▶ **WRITTEN EXERCISE**: Identify each line in the data below that contains the string "放款时间". Copy every such line in full.

[Data listing]
────
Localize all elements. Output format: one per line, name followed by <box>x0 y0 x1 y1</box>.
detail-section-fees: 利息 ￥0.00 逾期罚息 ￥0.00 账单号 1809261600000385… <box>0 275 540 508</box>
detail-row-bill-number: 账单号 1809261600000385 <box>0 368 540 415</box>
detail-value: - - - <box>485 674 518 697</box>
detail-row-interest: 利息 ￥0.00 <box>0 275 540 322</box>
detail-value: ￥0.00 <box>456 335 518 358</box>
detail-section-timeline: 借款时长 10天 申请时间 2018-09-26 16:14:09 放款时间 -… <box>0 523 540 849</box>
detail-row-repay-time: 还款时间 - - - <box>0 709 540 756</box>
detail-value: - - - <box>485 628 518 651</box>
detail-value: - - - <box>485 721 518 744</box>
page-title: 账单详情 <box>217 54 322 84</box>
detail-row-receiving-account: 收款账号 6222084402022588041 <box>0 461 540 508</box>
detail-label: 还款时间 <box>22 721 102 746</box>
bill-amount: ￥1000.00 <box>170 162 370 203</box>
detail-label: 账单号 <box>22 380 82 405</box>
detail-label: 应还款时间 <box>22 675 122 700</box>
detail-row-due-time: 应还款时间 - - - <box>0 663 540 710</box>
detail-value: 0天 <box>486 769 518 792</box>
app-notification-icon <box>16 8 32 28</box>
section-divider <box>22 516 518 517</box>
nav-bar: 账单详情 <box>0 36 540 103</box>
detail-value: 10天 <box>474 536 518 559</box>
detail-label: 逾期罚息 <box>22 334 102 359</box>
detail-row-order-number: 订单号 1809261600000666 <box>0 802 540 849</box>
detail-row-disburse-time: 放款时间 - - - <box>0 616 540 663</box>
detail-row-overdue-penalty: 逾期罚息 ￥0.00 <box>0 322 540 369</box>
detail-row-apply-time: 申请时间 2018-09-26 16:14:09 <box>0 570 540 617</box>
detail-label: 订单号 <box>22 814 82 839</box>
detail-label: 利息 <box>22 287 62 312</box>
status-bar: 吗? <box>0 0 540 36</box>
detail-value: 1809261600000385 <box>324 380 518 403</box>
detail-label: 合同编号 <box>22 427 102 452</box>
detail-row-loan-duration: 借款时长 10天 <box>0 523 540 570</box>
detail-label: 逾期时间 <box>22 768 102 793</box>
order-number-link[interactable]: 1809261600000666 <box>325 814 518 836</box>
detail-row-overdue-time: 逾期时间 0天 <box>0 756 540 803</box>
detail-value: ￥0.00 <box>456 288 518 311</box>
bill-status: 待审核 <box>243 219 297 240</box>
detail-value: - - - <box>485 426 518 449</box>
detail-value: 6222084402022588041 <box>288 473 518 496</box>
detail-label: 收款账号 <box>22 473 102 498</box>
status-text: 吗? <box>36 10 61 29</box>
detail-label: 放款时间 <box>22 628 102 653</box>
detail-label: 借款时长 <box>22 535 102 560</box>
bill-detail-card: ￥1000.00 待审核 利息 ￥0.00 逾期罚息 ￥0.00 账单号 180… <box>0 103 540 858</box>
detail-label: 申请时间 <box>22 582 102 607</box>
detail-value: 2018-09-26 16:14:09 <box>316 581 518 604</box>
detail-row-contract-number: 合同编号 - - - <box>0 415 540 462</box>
────
▶ **EXERCISE RESULT**:
detail-section-timeline: 借款时长 10天 申请时间 2018-09-26 16:14:09 放款时间 -… <box>0 523 540 849</box>
detail-row-disburse-time: 放款时间 - - - <box>0 616 540 663</box>
detail-label: 放款时间 <box>22 628 102 653</box>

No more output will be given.